*Set exercise:* Restate the data word for word and leave the images out.
— start Dataset records —
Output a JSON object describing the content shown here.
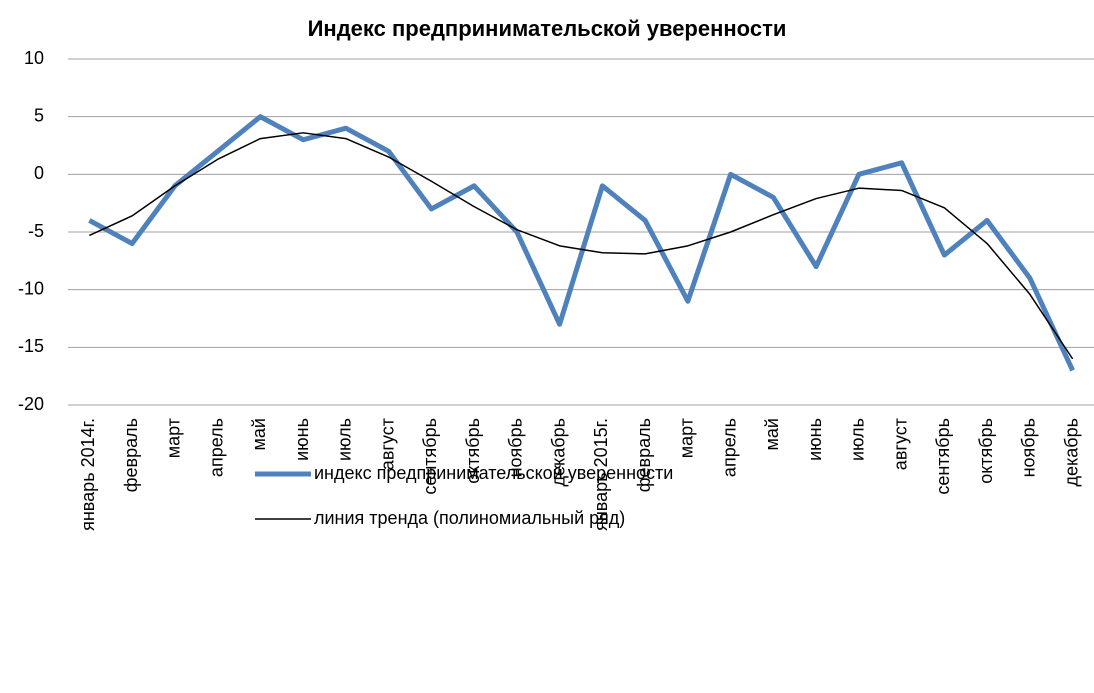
{
  "chart_data": {
    "type": "line",
    "title": "Индекс предпринимательской уверенности",
    "categories": [
      "январь 2014г.",
      "февраль",
      "март",
      "апрель",
      "май",
      "июнь",
      "июль",
      "август",
      "сентябрь",
      "октябрь",
      "ноябрь",
      "декабрь",
      "январь 2015г.",
      "февраль",
      "март",
      "апрель",
      "май",
      "июнь",
      "июль",
      "август",
      "сентябрь",
      "октябрь",
      "ноябрь",
      "декабрь"
    ],
    "series": [
      {
        "name": "индекс предпринимательской уверенности",
        "color": "#4f81bd",
        "values": [
          -4,
          -6,
          -1,
          2,
          5,
          3,
          4,
          2,
          -3,
          -1,
          -5,
          -13,
          -1,
          -4,
          -11,
          0,
          -2,
          -8,
          0,
          1,
          -7,
          -4,
          -9,
          -17
        ]
      },
      {
        "name": "линия тренда (полиномиальный ряд)",
        "color": "#000000",
        "values": [
          -5.3,
          -3.6,
          -1,
          1.3,
          3.1,
          3.6,
          3.1,
          1.5,
          -0.6,
          -2.8,
          -4.8,
          -6.2,
          -6.8,
          -6.9,
          -6.2,
          -5,
          -3.5,
          -2.1,
          -1.2,
          -1.4,
          -2.9,
          -6,
          -10.4,
          -16
        ]
      }
    ],
    "ylim": [
      -20,
      10
    ],
    "yticks": [
      -20,
      -15,
      -10,
      -5,
      0,
      5,
      10
    ],
    "grid": true
  }
}
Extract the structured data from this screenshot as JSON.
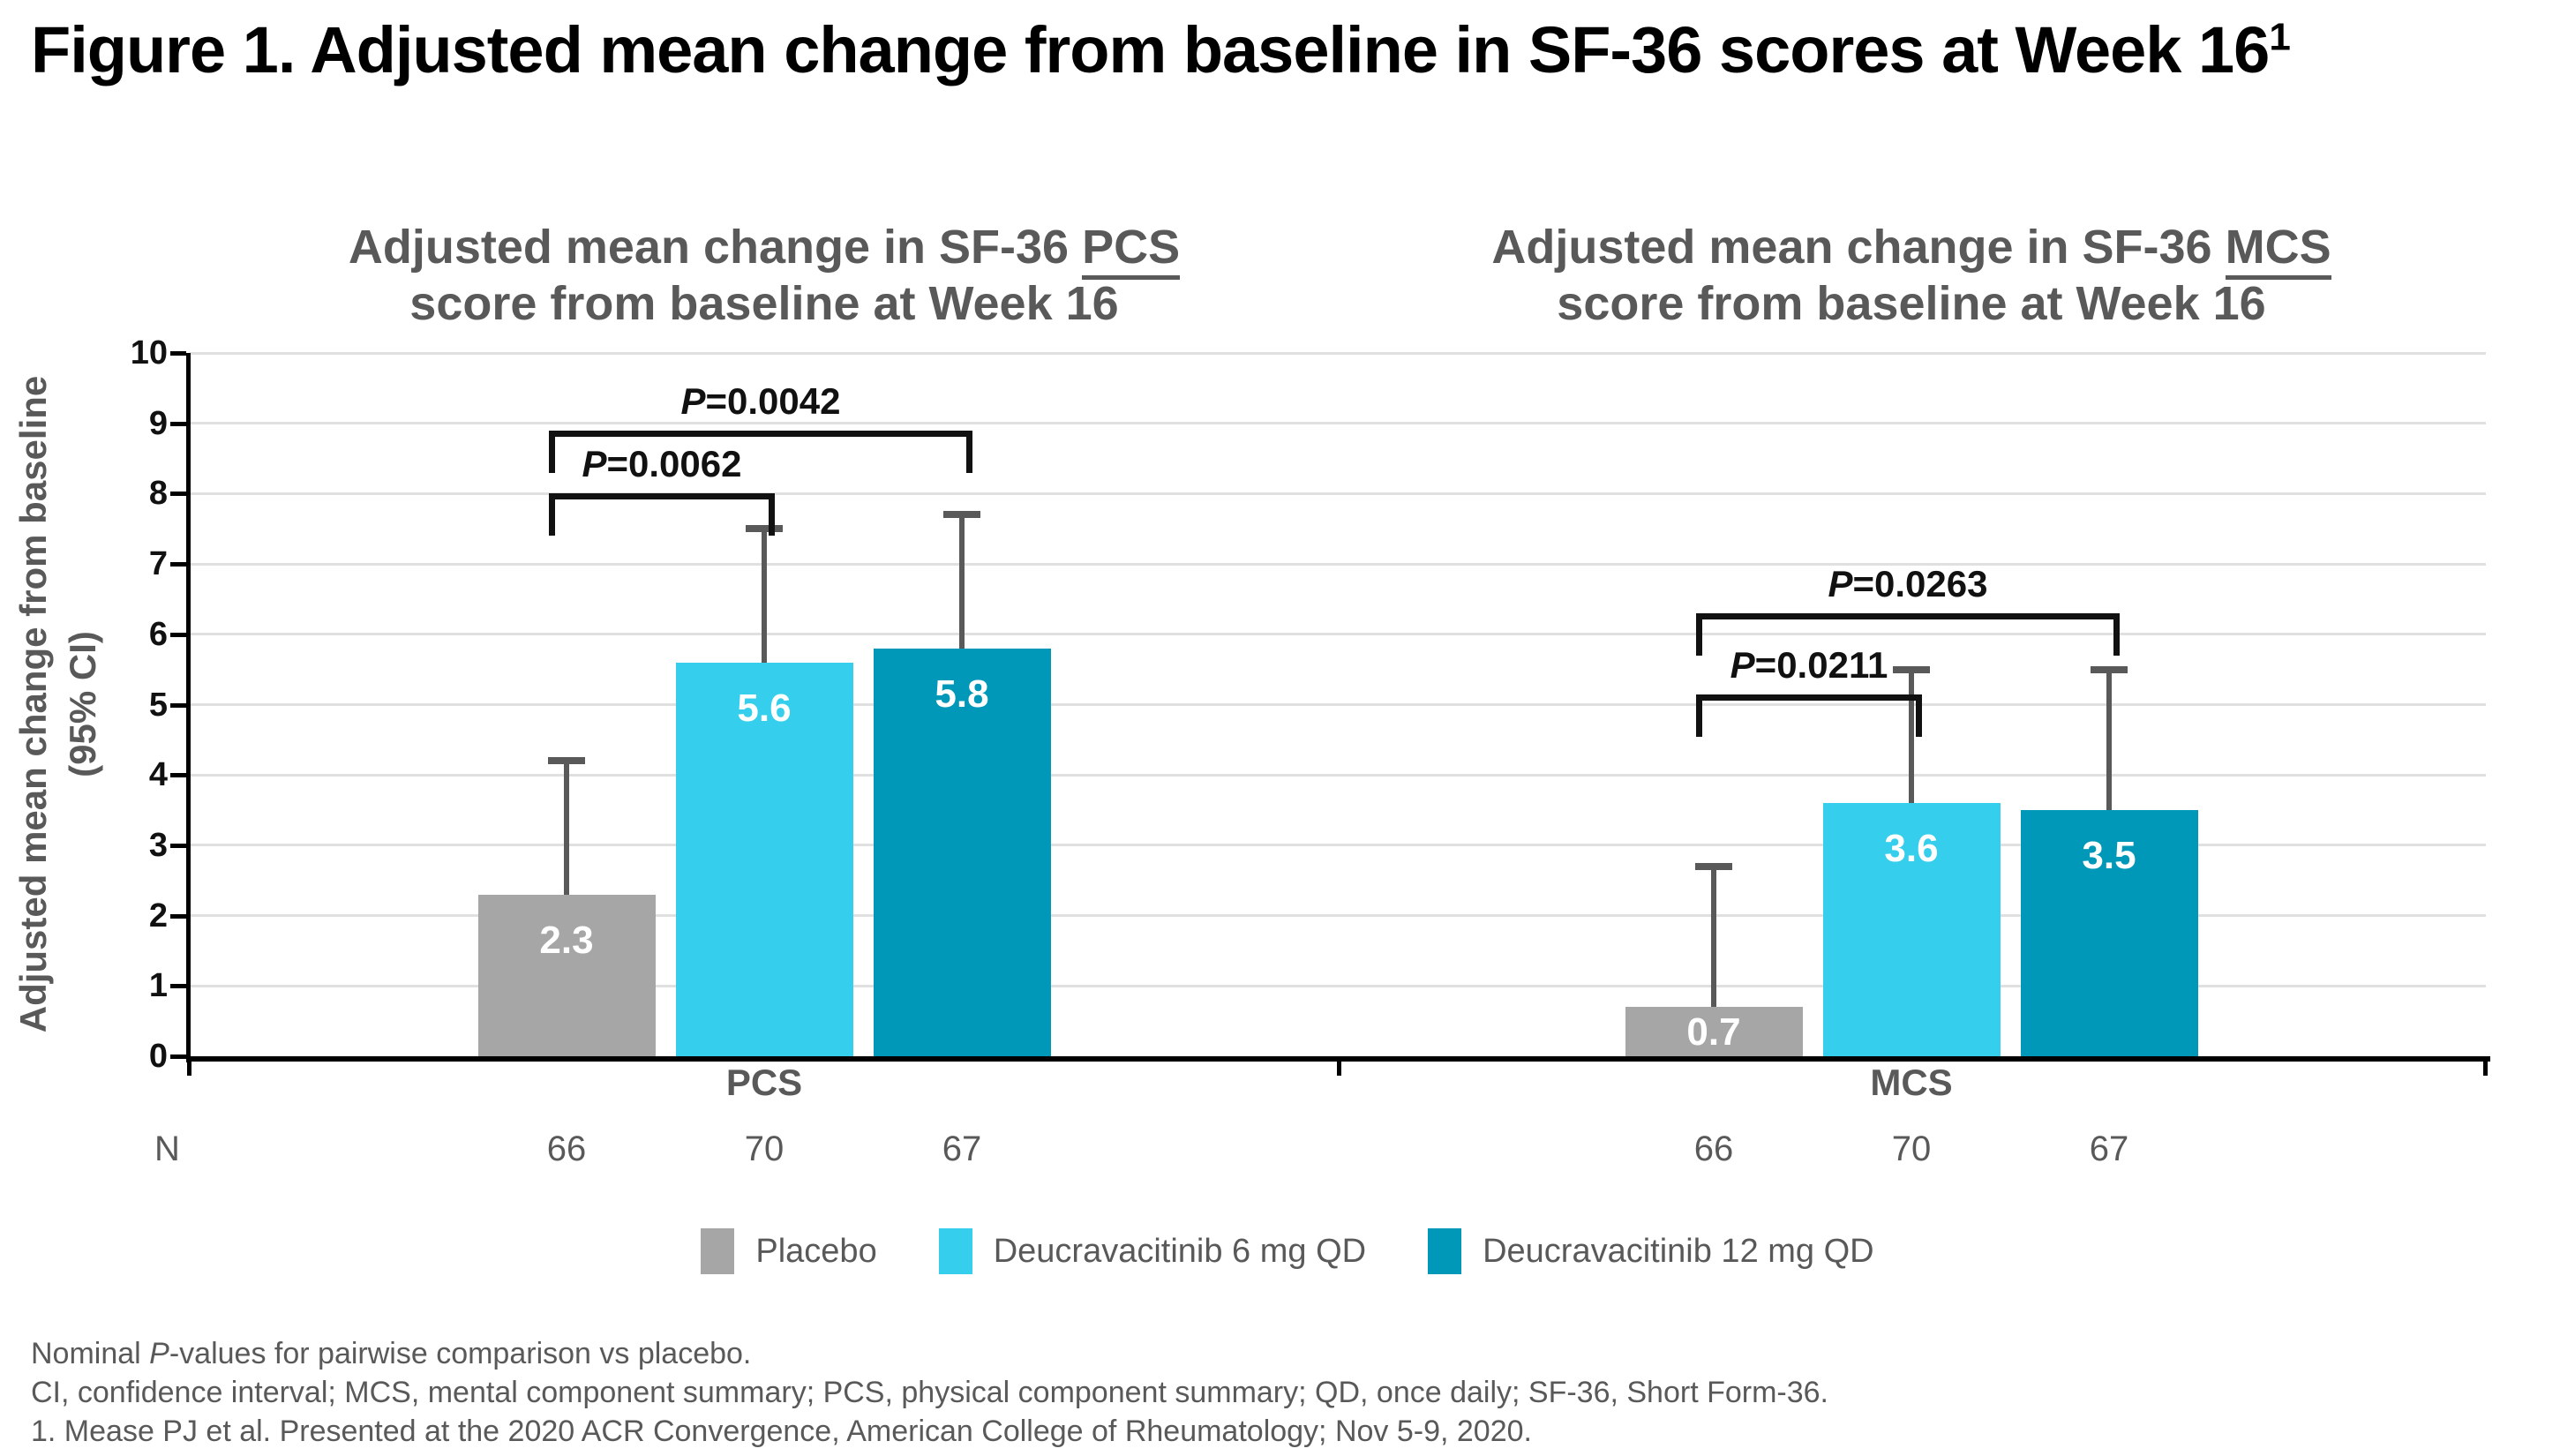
{
  "figure": {
    "title": "Figure 1. Adjusted mean change from baseline in SF-36 scores at Week 16",
    "title_superscript": "1"
  },
  "chart_data": {
    "type": "bar",
    "ylabel_line1": "Adjusted mean change from baseline",
    "ylabel_line2": "(95% CI)",
    "ylim": [
      0,
      10
    ],
    "ytick_step": 1,
    "grid": true,
    "categories": [
      "PCS",
      "MCS"
    ],
    "panel_titles": [
      {
        "prefix": "Adjusted mean change in SF-36 ",
        "emph": "PCS",
        "line2": "score from baseline at Week 16"
      },
      {
        "prefix": "Adjusted mean change in SF-36 ",
        "emph": "MCS",
        "line2": "score from baseline at Week 16"
      }
    ],
    "series": [
      {
        "name": "Placebo",
        "color": "#A6A6A6",
        "values": [
          2.3,
          0.7
        ],
        "ci_upper": [
          4.2,
          2.7
        ],
        "n": [
          66,
          66
        ]
      },
      {
        "name": "Deucravacitinib 6 mg QD",
        "color": "#35CFED",
        "values": [
          5.6,
          3.6
        ],
        "ci_upper": [
          7.5,
          5.5
        ],
        "n": [
          70,
          70
        ]
      },
      {
        "name": "Deucravacitinib 12 mg QD",
        "color": "#0098B8",
        "values": [
          5.8,
          3.5
        ],
        "ci_upper": [
          7.7,
          5.5
        ],
        "n": [
          67,
          67
        ]
      }
    ],
    "pvalues": [
      {
        "category_index": 0,
        "from_series": 0,
        "to_series": 1,
        "label": "P=0.0062",
        "height": 8.0
      },
      {
        "category_index": 0,
        "from_series": 0,
        "to_series": 2,
        "label": "P=0.0042",
        "height": 8.9
      },
      {
        "category_index": 1,
        "from_series": 0,
        "to_series": 1,
        "label": "P=0.0211",
        "height": 5.15
      },
      {
        "category_index": 1,
        "from_series": 0,
        "to_series": 2,
        "label": "P=0.0263",
        "height": 6.3
      }
    ],
    "error_bar_color": "#595959",
    "axis_color": "#000000",
    "grid_color": "#E0E0E0"
  },
  "n_row": {
    "label": "N"
  },
  "footnotes": [
    {
      "pre": "Nominal ",
      "italic": "P",
      "post": "-values for pairwise comparison vs placebo."
    },
    {
      "pre": "",
      "italic": "",
      "post": "CI, confidence interval; MCS, mental component summary; PCS, physical component summary; QD, once daily; SF-36, Short Form-36."
    },
    {
      "pre": "",
      "italic": "",
      "post": "1. Mease PJ et al. Presented at the 2020 ACR Convergence, American College of Rheumatology; Nov 5-9, 2020."
    }
  ]
}
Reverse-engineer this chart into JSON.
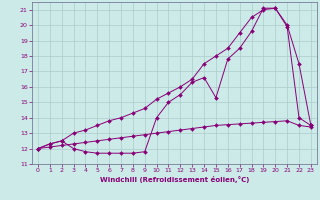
{
  "xlabel": "Windchill (Refroidissement éolien,°C)",
  "bg_color": "#cceae7",
  "line_color": "#880077",
  "grid_color": "#aacccc",
  "xlim": [
    -0.5,
    23.5
  ],
  "ylim": [
    11,
    21.5
  ],
  "xticks": [
    0,
    1,
    2,
    3,
    4,
    5,
    6,
    7,
    8,
    9,
    10,
    11,
    12,
    13,
    14,
    15,
    16,
    17,
    18,
    19,
    20,
    21,
    22,
    23
  ],
  "yticks": [
    11,
    12,
    13,
    14,
    15,
    16,
    17,
    18,
    19,
    20,
    21
  ],
  "line1_x": [
    0,
    1,
    2,
    3,
    4,
    5,
    6,
    7,
    8,
    9,
    10,
    11,
    12,
    13,
    14,
    15,
    16,
    17,
    18,
    19,
    20,
    21,
    22,
    23
  ],
  "line1_y": [
    12.0,
    12.1,
    12.2,
    12.3,
    12.4,
    12.5,
    12.6,
    12.7,
    12.8,
    12.9,
    13.0,
    13.1,
    13.2,
    13.3,
    13.4,
    13.5,
    13.55,
    13.6,
    13.65,
    13.7,
    13.75,
    13.8,
    13.5,
    13.4
  ],
  "line2_x": [
    0,
    1,
    2,
    3,
    4,
    5,
    6,
    7,
    8,
    9,
    10,
    11,
    12,
    13,
    14,
    15,
    16,
    17,
    18,
    19,
    20,
    21,
    22,
    23
  ],
  "line2_y": [
    12.0,
    12.3,
    12.5,
    12.0,
    11.8,
    11.7,
    11.7,
    11.7,
    11.7,
    11.8,
    14.0,
    15.0,
    15.5,
    16.3,
    16.6,
    15.3,
    17.8,
    18.5,
    19.6,
    21.1,
    21.1,
    20.0,
    17.5,
    13.5
  ],
  "line3_x": [
    0,
    1,
    2,
    3,
    4,
    5,
    6,
    7,
    8,
    9,
    10,
    11,
    12,
    13,
    14,
    15,
    16,
    17,
    18,
    19,
    20,
    21,
    22,
    23
  ],
  "line3_y": [
    12.0,
    12.3,
    12.5,
    13.0,
    13.2,
    13.5,
    13.8,
    14.0,
    14.3,
    14.6,
    15.2,
    15.6,
    16.0,
    16.5,
    17.5,
    18.0,
    18.5,
    19.5,
    20.5,
    21.0,
    21.1,
    19.9,
    14.0,
    13.5
  ]
}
— end Dataset records —
*The output:*
Output a JSON object describing the content shown here.
{
  "chart_data": {
    "type": "line",
    "title": "Индекс предпринимательской уверенности",
    "categories": [
      "январь 2014г.",
      "февраль",
      "март",
      "апрель",
      "май",
      "июнь",
      "июль",
      "август",
      "сентябрь",
      "октябрь",
      "ноябрь",
      "декабрь",
      "январь 2015г.",
      "февраль",
      "март",
      "апрель",
      "май",
      "июнь",
      "июль",
      "август",
      "сентябрь",
      "октябрь",
      "ноябрь",
      "декабрь"
    ],
    "series": [
      {
        "name": "индекс предпринимательской уверенности",
        "color": "#4f81bd",
        "values": [
          -4,
          -6,
          -1,
          2,
          5,
          3,
          4,
          2,
          -3,
          -1,
          -5,
          -13,
          -1,
          -4,
          -11,
          0,
          -2,
          -8,
          0,
          1,
          -7,
          -4,
          -9,
          -17
        ]
      },
      {
        "name": "линия тренда (полиномиальный ряд)",
        "color": "#000000",
        "values": [
          -5.3,
          -3.6,
          -1,
          1.3,
          3.1,
          3.6,
          3.1,
          1.5,
          -0.6,
          -2.8,
          -4.8,
          -6.2,
          -6.8,
          -6.9,
          -6.2,
          -5,
          -3.5,
          -2.1,
          -1.2,
          -1.4,
          -2.9,
          -6,
          -10.4,
          -16
        ]
      }
    ],
    "ylim": [
      -20,
      10
    ],
    "yticks": [
      -20,
      -15,
      -10,
      -5,
      0,
      5,
      10
    ],
    "grid": true
  }
}
Extract the structured data from this screenshot as JSON.
{
  "figure": {
    "title": "Figure 1. Adjusted mean change from baseline in SF-36 scores at Week 16",
    "title_superscript": "1"
  },
  "chart_data": {
    "type": "bar",
    "ylabel_line1": "Adjusted mean change from baseline",
    "ylabel_line2": "(95% CI)",
    "ylim": [
      0,
      10
    ],
    "ytick_step": 1,
    "grid": true,
    "categories": [
      "PCS",
      "MCS"
    ],
    "panel_titles": [
      {
        "prefix": "Adjusted mean change in SF-36 ",
        "emph": "PCS",
        "line2": "score from baseline at Week 16"
      },
      {
        "prefix": "Adjusted mean change in SF-36 ",
        "emph": "MCS",
        "line2": "score from baseline at Week 16"
      }
    ],
    "series": [
      {
        "name": "Placebo",
        "color": "#A6A6A6",
        "values": [
          2.3,
          0.7
        ],
        "ci_upper": [
          4.2,
          2.7
        ],
        "n": [
          66,
          66
        ]
      },
      {
        "name": "Deucravacitinib 6 mg QD",
        "color": "#35CFED",
        "values": [
          5.6,
          3.6
        ],
        "ci_upper": [
          7.5,
          5.5
        ],
        "n": [
          70,
          70
        ]
      },
      {
        "name": "Deucravacitinib 12 mg QD",
        "color": "#0098B8",
        "values": [
          5.8,
          3.5
        ],
        "ci_upper": [
          7.7,
          5.5
        ],
        "n": [
          67,
          67
        ]
      }
    ],
    "pvalues": [
      {
        "category_index": 0,
        "from_series": 0,
        "to_series": 1,
        "label": "P=0.0062",
        "height": 8.0
      },
      {
        "category_index": 0,
        "from_series": 0,
        "to_series": 2,
        "label": "P=0.0042",
        "height": 8.9
      },
      {
        "category_index": 1,
        "from_series": 0,
        "to_series": 1,
        "label": "P=0.0211",
        "height": 5.15
      },
      {
        "category_index": 1,
        "from_series": 0,
        "to_series": 2,
        "label": "P=0.0263",
        "height": 6.3
      }
    ],
    "error_bar_color": "#595959",
    "axis_color": "#000000",
    "grid_color": "#E0E0E0"
  },
  "n_row": {
    "label": "N"
  },
  "footnotes": [
    {
      "pre": "Nominal ",
      "italic": "P",
      "post": "-values for pairwise comparison vs placebo."
    },
    {
      "pre": "",
      "italic": "",
      "post": "CI, confidence interval; MCS, mental component summary; PCS, physical component summary; QD, once daily; SF-36, Short Form-36."
    },
    {
      "pre": "",
      "italic": "",
      "post": "1. Mease PJ et al. Presented at the 2020 ACR Convergence, American College of Rheumatology; Nov 5-9, 2020."
    }
  ]
}
Reverse-engineer this chart into JSON.
{
  "xlabel": "Windchill (Refroidissement éolien,°C)",
  "bg_color": "#cceae7",
  "line_color": "#880077",
  "grid_color": "#aacccc",
  "xlim": [
    -0.5,
    23.5
  ],
  "ylim": [
    11,
    21.5
  ],
  "xticks": [
    0,
    1,
    2,
    3,
    4,
    5,
    6,
    7,
    8,
    9,
    10,
    11,
    12,
    13,
    14,
    15,
    16,
    17,
    18,
    19,
    20,
    21,
    22,
    23
  ],
  "yticks": [
    11,
    12,
    13,
    14,
    15,
    16,
    17,
    18,
    19,
    20,
    21
  ],
  "line1_x": [
    0,
    1,
    2,
    3,
    4,
    5,
    6,
    7,
    8,
    9,
    10,
    11,
    12,
    13,
    14,
    15,
    16,
    17,
    18,
    19,
    20,
    21,
    22,
    23
  ],
  "line1_y": [
    12.0,
    12.1,
    12.2,
    12.3,
    12.4,
    12.5,
    12.6,
    12.7,
    12.8,
    12.9,
    13.0,
    13.1,
    13.2,
    13.3,
    13.4,
    13.5,
    13.55,
    13.6,
    13.65,
    13.7,
    13.75,
    13.8,
    13.5,
    13.4
  ],
  "line2_x": [
    0,
    1,
    2,
    3,
    4,
    5,
    6,
    7,
    8,
    9,
    10,
    11,
    12,
    13,
    14,
    15,
    16,
    17,
    18,
    19,
    20,
    21,
    22,
    23
  ],
  "line2_y": [
    12.0,
    12.3,
    12.5,
    12.0,
    11.8,
    11.7,
    11.7,
    11.7,
    11.7,
    11.8,
    14.0,
    15.0,
    15.5,
    16.3,
    16.6,
    15.3,
    17.8,
    18.5,
    19.6,
    21.1,
    21.1,
    20.0,
    17.5,
    13.5
  ],
  "line3_x": [
    0,
    1,
    2,
    3,
    4,
    5,
    6,
    7,
    8,
    9,
    10,
    11,
    12,
    13,
    14,
    15,
    16,
    17,
    18,
    19,
    20,
    21,
    22,
    23
  ],
  "line3_y": [
    12.0,
    12.3,
    12.5,
    13.0,
    13.2,
    13.5,
    13.8,
    14.0,
    14.3,
    14.6,
    15.2,
    15.6,
    16.0,
    16.5,
    17.5,
    18.0,
    18.5,
    19.5,
    20.5,
    21.0,
    21.1,
    19.9,
    14.0,
    13.5
  ]
}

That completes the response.